→ Provided data
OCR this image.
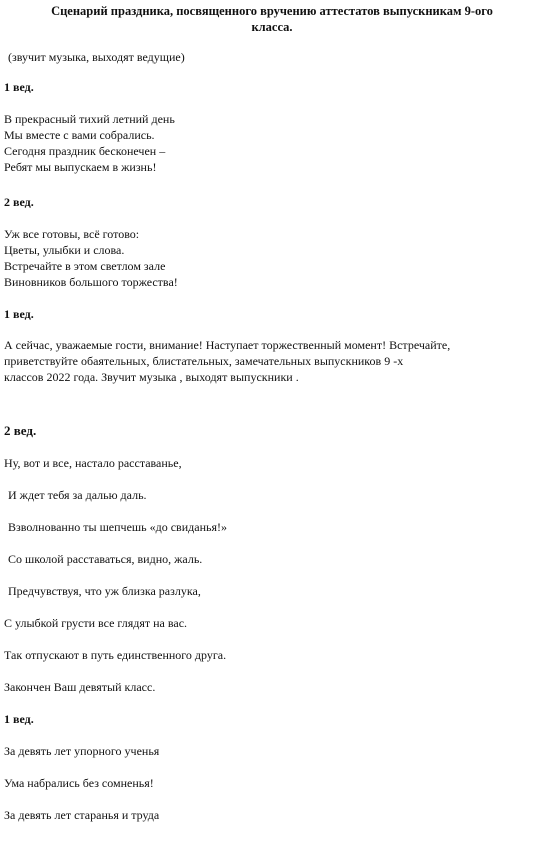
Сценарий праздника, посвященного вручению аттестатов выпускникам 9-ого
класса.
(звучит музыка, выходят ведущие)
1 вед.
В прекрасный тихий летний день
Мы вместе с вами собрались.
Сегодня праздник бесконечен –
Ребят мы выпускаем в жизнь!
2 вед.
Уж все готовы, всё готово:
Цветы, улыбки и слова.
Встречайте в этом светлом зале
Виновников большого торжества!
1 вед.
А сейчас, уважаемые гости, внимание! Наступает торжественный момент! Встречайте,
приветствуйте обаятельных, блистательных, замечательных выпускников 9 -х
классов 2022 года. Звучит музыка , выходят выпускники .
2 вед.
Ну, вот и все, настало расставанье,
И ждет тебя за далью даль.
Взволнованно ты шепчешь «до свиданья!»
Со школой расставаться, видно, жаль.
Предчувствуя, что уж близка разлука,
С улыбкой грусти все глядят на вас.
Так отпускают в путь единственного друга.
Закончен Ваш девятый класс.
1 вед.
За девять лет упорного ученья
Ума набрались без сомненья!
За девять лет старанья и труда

→ Instruction
In the listing above, how many lines hold the word "выходят"? Give the number and nothing more.

→ Answer to this task
2